[Data records start]

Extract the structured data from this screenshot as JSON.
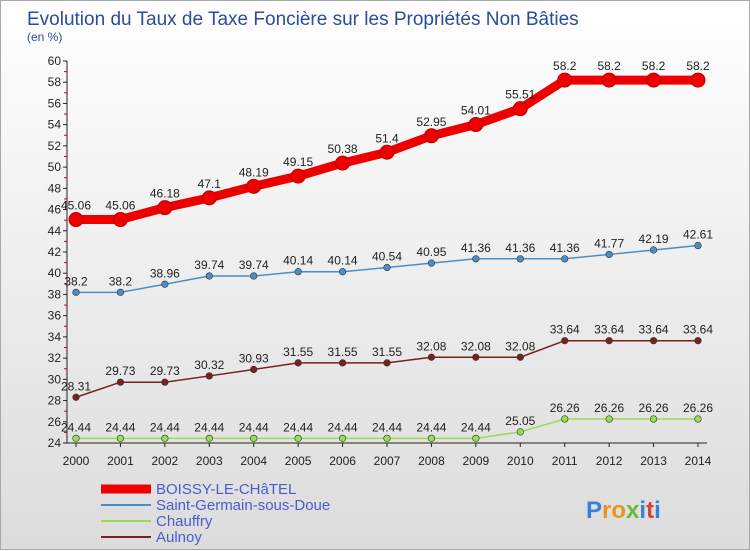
{
  "chart_data": {
    "type": "line",
    "title": "Evolution du Taux de Taxe Foncière sur les Propriétés Non Bâties",
    "unit_label": "(en %)",
    "x": [
      "2000",
      "2001",
      "2002",
      "2003",
      "2004",
      "2005",
      "2006",
      "2007",
      "2008",
      "2009",
      "2010",
      "2011",
      "2012",
      "2013",
      "2014"
    ],
    "ylim": [
      24,
      60
    ],
    "yticks": [
      24,
      26,
      28,
      30,
      32,
      34,
      36,
      38,
      40,
      42,
      44,
      46,
      48,
      50,
      52,
      54,
      56,
      58,
      60
    ],
    "series": [
      {
        "name": "BOISSY-LE-CHâTEL",
        "color": "#ee0000",
        "values": [
          45.06,
          45.06,
          46.18,
          47.1,
          48.19,
          49.15,
          50.38,
          51.4,
          52.95,
          54.01,
          55.51,
          58.2,
          58.2,
          58.2,
          58.2
        ],
        "labels": [
          "45.06",
          "45.06",
          "46.18",
          "47.1",
          "48.19",
          "49.15",
          "50.38",
          "51.4",
          "52.95",
          "54.01",
          "55.51",
          "58.2",
          "58.2",
          "58.2",
          "58.2"
        ]
      },
      {
        "name": "Saint-Germain-sous-Doue",
        "color": "#4a8ec8",
        "values": [
          38.2,
          38.2,
          38.96,
          39.74,
          39.74,
          40.14,
          40.14,
          40.54,
          40.95,
          41.36,
          41.36,
          41.36,
          41.77,
          42.19,
          42.61
        ],
        "labels": [
          "38.2",
          "38.2",
          "38.96",
          "39.74",
          "39.74",
          "40.14",
          "40.14",
          "40.54",
          "40.95",
          "41.36",
          "41.36",
          "41.36",
          "41.77",
          "42.19",
          "42.61"
        ]
      },
      {
        "name": "Chauffry",
        "color": "#99dd55",
        "values": [
          24.44,
          24.44,
          24.44,
          24.44,
          24.44,
          24.44,
          24.44,
          24.44,
          24.44,
          24.44,
          25.05,
          26.26,
          26.26,
          26.26,
          26.26
        ],
        "labels": [
          "24.44",
          "24.44",
          "24.44",
          "24.44",
          "24.44",
          "24.44",
          "24.44",
          "24.44",
          "24.44",
          "24.44",
          "25.05",
          "26.26",
          "26.26",
          "26.26",
          "26.26"
        ]
      },
      {
        "name": "Aulnoy",
        "color": "#7a2020",
        "values": [
          28.31,
          29.73,
          29.73,
          30.32,
          30.93,
          31.55,
          31.55,
          31.55,
          32.08,
          32.08,
          32.08,
          33.64,
          33.64,
          33.64,
          33.64
        ],
        "labels": [
          "28.31",
          "29.73",
          "29.73",
          "30.32",
          "30.93",
          "31.55",
          "31.55",
          "31.55",
          "32.08",
          "32.08",
          "32.08",
          "33.64",
          "33.64",
          "33.64",
          "33.64"
        ]
      }
    ]
  },
  "logo": {
    "text": "Proxiti"
  }
}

[Data records end]

▶ **Stated task**: Give only the number of lines in the data that hold the string "color".

▶ **Result of this task**: 4